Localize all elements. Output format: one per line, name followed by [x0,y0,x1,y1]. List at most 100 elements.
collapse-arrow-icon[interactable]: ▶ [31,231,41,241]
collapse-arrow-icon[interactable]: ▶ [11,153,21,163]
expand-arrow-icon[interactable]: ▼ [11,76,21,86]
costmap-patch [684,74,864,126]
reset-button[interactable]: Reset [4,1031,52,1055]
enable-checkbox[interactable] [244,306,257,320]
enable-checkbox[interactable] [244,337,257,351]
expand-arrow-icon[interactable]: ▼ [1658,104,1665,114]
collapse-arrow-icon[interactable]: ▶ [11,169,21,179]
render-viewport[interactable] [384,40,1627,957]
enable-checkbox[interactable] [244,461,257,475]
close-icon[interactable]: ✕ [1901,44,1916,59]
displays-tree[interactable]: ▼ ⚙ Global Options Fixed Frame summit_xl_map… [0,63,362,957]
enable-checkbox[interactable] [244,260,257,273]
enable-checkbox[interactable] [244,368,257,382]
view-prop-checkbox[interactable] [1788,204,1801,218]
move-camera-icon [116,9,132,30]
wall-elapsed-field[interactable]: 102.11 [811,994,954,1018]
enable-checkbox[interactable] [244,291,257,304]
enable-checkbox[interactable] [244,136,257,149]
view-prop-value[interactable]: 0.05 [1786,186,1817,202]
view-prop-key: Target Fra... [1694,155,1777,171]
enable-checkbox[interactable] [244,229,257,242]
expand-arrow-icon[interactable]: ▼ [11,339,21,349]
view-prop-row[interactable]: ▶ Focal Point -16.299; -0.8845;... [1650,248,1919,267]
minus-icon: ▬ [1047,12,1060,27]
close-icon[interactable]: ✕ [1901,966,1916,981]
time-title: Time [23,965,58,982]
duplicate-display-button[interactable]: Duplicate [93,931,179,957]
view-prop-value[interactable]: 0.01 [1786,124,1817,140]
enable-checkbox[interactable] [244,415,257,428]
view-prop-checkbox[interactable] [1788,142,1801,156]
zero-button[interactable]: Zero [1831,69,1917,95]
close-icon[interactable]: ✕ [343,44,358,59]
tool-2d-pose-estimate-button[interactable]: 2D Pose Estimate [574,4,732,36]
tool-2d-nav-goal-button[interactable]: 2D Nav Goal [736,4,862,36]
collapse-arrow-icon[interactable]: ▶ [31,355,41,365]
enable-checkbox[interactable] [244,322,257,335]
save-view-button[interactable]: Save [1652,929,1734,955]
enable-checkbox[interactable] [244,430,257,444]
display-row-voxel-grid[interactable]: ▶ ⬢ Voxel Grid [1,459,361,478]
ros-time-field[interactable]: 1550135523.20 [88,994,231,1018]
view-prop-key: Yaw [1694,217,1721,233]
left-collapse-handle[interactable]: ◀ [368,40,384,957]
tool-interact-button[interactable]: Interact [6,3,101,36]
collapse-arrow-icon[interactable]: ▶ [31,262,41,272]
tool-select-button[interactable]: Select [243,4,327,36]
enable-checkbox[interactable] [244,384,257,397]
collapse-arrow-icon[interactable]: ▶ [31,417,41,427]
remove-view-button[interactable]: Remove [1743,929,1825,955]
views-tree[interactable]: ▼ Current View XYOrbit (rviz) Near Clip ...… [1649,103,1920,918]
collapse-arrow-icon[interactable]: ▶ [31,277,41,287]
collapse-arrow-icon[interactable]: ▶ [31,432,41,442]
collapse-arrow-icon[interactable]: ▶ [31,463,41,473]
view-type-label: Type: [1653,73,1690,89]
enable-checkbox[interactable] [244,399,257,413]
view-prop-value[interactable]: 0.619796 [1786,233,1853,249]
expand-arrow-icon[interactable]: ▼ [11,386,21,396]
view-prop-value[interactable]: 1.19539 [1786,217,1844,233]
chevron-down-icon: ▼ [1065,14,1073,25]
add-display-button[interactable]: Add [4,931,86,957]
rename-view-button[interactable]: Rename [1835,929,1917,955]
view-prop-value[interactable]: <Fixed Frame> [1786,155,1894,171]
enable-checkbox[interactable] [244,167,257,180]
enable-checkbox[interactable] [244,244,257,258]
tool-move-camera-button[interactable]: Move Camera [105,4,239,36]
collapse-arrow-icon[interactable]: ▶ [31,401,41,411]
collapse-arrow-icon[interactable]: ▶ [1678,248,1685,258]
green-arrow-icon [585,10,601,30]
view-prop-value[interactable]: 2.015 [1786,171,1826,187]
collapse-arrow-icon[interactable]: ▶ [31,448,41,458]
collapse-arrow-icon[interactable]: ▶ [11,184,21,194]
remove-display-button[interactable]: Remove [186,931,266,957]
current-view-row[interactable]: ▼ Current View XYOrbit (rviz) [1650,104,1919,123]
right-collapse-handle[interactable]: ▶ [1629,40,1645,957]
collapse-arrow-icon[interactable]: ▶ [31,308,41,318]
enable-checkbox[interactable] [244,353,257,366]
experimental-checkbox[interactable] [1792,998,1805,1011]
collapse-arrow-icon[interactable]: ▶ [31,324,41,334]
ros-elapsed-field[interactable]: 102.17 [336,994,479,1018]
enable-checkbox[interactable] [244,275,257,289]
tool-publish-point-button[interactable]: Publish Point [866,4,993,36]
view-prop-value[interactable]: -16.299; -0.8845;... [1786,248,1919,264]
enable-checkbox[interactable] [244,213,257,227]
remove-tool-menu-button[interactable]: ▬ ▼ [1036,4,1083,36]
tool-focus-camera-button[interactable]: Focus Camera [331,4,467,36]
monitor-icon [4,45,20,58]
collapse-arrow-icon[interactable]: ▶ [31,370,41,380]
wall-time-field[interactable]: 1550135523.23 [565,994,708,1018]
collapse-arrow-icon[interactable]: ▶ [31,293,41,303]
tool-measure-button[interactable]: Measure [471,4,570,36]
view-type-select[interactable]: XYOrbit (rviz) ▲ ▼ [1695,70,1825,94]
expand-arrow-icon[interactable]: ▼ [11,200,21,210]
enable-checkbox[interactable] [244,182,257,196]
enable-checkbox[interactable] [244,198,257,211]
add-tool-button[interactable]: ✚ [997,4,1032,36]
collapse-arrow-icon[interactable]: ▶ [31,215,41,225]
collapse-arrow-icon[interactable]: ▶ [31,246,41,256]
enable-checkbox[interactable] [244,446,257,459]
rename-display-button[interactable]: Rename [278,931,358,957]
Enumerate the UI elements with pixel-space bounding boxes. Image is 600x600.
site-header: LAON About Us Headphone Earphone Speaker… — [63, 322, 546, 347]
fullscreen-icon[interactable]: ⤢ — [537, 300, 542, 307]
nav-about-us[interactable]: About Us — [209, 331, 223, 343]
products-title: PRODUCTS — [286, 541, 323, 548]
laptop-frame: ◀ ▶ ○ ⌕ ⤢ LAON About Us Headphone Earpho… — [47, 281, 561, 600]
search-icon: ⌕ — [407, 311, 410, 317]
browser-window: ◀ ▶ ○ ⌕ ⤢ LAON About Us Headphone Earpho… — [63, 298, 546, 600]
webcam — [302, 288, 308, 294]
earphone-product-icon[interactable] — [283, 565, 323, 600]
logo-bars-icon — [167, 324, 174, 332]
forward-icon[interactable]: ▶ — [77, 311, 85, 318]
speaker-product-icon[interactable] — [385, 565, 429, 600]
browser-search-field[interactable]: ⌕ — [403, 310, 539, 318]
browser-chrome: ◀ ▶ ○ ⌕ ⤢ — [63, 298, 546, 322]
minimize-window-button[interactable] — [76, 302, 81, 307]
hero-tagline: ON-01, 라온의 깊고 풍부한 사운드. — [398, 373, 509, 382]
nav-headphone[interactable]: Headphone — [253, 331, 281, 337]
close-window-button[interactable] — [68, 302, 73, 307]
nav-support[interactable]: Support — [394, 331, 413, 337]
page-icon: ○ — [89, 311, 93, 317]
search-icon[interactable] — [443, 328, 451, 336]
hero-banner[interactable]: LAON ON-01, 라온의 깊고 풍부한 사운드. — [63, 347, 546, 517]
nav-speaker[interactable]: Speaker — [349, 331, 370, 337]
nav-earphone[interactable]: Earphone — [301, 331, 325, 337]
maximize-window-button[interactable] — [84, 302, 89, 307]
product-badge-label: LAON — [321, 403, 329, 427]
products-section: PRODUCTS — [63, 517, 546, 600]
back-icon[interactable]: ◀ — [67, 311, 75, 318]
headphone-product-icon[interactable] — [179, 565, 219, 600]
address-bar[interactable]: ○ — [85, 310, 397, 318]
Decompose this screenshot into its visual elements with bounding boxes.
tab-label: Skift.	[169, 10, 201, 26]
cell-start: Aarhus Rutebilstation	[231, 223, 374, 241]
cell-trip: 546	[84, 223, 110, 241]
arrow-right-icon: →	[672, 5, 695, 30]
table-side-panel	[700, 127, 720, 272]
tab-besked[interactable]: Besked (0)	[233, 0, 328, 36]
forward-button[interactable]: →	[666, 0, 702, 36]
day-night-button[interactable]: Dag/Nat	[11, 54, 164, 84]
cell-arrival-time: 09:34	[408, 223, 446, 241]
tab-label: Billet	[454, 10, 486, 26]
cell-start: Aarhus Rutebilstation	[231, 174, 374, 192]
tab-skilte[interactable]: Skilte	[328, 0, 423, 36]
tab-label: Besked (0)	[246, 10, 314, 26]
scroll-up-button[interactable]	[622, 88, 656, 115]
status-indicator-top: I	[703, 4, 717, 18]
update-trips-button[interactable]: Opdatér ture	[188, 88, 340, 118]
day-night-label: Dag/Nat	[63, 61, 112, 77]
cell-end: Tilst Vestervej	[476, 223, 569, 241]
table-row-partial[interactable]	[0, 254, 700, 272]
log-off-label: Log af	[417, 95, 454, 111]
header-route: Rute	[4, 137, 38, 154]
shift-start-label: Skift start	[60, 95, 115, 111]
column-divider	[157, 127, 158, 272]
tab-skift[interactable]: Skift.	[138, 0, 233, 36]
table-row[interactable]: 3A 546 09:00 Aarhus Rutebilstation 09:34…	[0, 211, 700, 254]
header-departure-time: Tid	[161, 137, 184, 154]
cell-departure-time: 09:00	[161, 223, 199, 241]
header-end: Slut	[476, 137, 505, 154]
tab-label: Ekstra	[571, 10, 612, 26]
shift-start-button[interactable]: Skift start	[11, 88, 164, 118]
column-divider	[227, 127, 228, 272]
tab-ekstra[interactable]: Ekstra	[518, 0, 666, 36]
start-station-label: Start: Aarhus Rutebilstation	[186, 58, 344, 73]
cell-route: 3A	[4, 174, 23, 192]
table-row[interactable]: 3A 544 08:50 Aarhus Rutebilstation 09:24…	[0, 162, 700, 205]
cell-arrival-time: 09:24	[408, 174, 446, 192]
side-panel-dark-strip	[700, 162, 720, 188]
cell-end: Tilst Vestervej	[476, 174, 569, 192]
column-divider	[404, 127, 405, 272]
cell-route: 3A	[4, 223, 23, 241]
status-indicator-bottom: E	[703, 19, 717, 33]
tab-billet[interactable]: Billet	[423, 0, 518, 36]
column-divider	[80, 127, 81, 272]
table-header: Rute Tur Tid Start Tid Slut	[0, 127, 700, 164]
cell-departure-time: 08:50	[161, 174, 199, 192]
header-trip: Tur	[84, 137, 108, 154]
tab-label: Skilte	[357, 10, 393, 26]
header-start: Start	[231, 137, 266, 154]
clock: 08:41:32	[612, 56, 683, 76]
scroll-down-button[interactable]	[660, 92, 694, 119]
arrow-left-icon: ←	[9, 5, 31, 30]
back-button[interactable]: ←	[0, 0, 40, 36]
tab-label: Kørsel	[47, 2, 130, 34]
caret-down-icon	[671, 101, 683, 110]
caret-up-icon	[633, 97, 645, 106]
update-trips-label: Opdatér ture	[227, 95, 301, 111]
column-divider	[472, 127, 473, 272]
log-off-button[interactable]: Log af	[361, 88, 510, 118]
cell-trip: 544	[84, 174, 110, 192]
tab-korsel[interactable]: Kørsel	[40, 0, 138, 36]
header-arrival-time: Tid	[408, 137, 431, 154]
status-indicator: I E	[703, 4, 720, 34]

____

▸ EXERCISE:
Copy out the items word for word, from the very first line down to and including the line with "enable-checkbox[interactable] [244,430,257,444]".

▸ COMPLETED EXERCISE:
Localize all elements. Output format: one per line, name followed by [x0,y0,x1,y1]. List at most 100 elements.
collapse-arrow-icon[interactable]: ▶ [31,231,41,241]
collapse-arrow-icon[interactable]: ▶ [11,153,21,163]
expand-arrow-icon[interactable]: ▼ [11,76,21,86]
costmap-patch [684,74,864,126]
reset-button[interactable]: Reset [4,1031,52,1055]
enable-checkbox[interactable] [244,306,257,320]
enable-checkbox[interactable] [244,337,257,351]
expand-arrow-icon[interactable]: ▼ [1658,104,1665,114]
collapse-arrow-icon[interactable]: ▶ [11,169,21,179]
render-viewport[interactable] [384,40,1627,957]
enable-checkbox[interactable] [244,461,257,475]
close-icon[interactable]: ✕ [1901,44,1916,59]
displays-tree[interactable]: ▼ ⚙ Global Options Fixed Frame summit_xl_map… [0,63,362,957]
enable-checkbox[interactable] [244,260,257,273]
enable-checkbox[interactable] [244,368,257,382]
view-prop-checkbox[interactable] [1788,204,1801,218]
move-camera-icon [116,9,132,30]
wall-elapsed-field[interactable]: 102.11 [811,994,954,1018]
enable-checkbox[interactable] [244,291,257,304]
enable-checkbox[interactable] [244,136,257,149]
view-prop-value[interactable]: 0.05 [1786,186,1817,202]
view-prop-key: Target Fra... [1694,155,1777,171]
enable-checkbox[interactable] [244,229,257,242]
expand-arrow-icon[interactable]: ▼ [11,339,21,349]
view-prop-row[interactable]: ▶ Focal Point -16.299; -0.8845;... [1650,248,1919,267]
minus-icon: ▬ [1047,12,1060,27]
close-icon[interactable]: ✕ [1901,966,1916,981]
time-title: Time [23,965,58,982]
duplicate-display-button[interactable]: Duplicate [93,931,179,957]
view-prop-value[interactable]: 0.01 [1786,124,1817,140]
enable-checkbox[interactable] [244,415,257,428]
view-prop-checkbox[interactable] [1788,142,1801,156]
zero-button[interactable]: Zero [1831,69,1917,95]
close-icon[interactable]: ✕ [343,44,358,59]
tool-2d-pose-estimate-button[interactable]: 2D Pose Estimate [574,4,732,36]
tool-2d-nav-goal-button[interactable]: 2D Nav Goal [736,4,862,36]
collapse-arrow-icon[interactable]: ▶ [31,355,41,365]
enable-checkbox[interactable] [244,322,257,335]
save-view-button[interactable]: Save [1652,929,1734,955]
enable-checkbox[interactable] [244,430,257,444]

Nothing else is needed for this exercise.